Rewrite the material below, from its first line through the line containing "calendar-cell: 11 Sunrise: 6:28", inclusive, as a Markdown table with the columns "Row" and "Line". Number each line in order and leave out blank lines.

Stored items:
....
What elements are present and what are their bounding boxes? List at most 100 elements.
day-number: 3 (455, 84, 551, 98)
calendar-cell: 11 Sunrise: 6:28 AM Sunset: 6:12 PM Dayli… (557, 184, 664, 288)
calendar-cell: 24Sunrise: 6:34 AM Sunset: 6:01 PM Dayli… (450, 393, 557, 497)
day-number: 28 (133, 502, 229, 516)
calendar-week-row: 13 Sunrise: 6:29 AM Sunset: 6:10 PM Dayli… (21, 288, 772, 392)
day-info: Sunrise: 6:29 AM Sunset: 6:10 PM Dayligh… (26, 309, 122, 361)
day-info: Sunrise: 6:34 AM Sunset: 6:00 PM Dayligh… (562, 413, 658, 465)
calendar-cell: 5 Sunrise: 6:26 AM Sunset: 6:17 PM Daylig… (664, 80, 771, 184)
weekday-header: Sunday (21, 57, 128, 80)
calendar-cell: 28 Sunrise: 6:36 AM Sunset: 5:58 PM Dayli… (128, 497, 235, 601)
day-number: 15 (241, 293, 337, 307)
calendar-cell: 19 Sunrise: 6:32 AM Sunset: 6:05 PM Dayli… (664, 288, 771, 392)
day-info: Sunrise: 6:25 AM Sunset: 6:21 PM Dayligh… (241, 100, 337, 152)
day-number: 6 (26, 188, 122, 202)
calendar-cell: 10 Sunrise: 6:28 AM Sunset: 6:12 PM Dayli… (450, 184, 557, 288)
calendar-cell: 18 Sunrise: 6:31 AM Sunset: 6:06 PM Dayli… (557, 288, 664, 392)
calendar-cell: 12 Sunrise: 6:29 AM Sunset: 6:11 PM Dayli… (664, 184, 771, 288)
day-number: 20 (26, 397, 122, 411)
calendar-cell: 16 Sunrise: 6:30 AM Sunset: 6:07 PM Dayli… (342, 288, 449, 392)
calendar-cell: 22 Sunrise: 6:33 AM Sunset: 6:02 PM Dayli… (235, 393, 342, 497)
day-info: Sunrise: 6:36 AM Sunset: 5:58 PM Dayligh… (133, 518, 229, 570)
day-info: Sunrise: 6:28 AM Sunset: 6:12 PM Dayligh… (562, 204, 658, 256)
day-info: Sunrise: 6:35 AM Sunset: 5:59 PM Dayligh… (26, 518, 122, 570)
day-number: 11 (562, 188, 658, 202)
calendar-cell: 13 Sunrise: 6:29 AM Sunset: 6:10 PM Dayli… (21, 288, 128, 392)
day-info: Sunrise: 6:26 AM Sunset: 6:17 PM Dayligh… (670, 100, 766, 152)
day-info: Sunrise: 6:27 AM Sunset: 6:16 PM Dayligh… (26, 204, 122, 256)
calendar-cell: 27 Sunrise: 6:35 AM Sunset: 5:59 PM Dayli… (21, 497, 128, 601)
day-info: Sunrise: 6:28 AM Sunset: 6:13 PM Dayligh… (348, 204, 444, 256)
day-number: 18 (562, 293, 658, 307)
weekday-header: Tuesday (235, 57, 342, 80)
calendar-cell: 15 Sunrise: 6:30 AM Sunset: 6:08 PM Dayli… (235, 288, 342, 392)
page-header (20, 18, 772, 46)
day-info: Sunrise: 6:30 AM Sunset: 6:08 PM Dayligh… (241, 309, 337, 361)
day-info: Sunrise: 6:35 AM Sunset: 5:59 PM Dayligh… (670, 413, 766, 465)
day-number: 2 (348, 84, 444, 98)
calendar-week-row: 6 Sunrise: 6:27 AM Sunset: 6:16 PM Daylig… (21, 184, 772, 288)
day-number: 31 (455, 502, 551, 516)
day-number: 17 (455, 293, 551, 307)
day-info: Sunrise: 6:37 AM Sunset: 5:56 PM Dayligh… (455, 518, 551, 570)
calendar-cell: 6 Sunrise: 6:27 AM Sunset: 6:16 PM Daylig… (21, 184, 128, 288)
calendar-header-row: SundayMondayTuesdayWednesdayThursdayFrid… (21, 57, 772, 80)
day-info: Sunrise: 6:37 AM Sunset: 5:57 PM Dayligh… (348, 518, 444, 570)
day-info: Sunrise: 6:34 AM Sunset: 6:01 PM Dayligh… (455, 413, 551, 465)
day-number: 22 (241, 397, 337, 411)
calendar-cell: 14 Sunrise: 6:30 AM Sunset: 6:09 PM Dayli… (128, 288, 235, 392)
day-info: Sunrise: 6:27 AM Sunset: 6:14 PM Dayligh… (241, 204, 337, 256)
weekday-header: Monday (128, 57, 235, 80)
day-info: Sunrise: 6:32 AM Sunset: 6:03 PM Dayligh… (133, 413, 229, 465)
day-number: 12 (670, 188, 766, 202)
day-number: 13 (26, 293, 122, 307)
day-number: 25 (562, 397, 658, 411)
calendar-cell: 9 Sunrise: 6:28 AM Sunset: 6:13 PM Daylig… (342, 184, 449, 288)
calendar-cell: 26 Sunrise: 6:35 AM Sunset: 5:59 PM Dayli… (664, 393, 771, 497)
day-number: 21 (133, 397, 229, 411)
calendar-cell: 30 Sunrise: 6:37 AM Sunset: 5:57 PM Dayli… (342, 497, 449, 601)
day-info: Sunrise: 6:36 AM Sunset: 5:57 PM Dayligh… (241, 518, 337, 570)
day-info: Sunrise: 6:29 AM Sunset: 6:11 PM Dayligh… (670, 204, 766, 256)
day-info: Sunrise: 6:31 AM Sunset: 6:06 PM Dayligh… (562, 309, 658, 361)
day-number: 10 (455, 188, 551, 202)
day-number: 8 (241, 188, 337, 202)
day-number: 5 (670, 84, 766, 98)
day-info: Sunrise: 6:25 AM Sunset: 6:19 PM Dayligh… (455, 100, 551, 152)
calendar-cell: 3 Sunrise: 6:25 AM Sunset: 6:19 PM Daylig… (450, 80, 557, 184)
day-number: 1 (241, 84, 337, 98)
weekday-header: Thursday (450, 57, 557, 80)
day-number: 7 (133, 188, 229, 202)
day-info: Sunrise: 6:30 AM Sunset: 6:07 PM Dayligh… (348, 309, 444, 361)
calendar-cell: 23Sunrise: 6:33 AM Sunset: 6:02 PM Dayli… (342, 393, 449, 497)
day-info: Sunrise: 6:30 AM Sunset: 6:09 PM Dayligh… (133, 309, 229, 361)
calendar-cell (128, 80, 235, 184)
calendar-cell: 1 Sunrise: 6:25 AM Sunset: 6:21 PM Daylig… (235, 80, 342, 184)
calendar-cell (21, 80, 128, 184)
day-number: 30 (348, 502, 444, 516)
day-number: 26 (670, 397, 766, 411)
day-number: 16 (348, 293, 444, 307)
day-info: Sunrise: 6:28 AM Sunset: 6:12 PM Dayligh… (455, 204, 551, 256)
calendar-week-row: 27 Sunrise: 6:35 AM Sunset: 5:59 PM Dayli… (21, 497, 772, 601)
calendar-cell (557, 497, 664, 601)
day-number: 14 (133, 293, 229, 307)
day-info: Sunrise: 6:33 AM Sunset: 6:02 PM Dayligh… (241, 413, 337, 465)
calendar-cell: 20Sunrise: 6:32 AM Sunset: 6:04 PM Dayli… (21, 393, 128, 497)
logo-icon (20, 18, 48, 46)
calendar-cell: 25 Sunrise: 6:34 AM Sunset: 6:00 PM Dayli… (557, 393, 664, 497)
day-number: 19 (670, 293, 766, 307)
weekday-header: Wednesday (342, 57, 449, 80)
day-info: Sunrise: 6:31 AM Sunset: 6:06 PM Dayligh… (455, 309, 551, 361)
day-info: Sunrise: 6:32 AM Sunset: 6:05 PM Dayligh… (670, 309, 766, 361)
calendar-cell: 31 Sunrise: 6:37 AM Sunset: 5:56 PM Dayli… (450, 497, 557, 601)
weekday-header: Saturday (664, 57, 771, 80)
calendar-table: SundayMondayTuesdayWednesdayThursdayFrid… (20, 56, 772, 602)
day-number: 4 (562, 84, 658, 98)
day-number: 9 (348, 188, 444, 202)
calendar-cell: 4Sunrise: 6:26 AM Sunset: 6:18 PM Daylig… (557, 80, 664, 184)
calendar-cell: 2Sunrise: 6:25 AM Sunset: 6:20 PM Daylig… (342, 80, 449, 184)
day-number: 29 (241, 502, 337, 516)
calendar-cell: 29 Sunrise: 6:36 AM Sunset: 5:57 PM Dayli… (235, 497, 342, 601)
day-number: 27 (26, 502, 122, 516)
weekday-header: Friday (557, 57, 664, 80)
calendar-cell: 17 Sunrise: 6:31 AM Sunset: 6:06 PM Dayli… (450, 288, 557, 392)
....
→ Written reply:
| Row | Line |
|---|---|
| 1 | What elements are present and what are their bounding boxes? List at most 100 elements. |
| 2 | day-number: 3 (455, 84, 551, 98) |
| 3 | calendar-cell: 11 Sunrise: 6:28 AM Sunset: 6:12 PM Dayli… (557, 184, 664, 288) |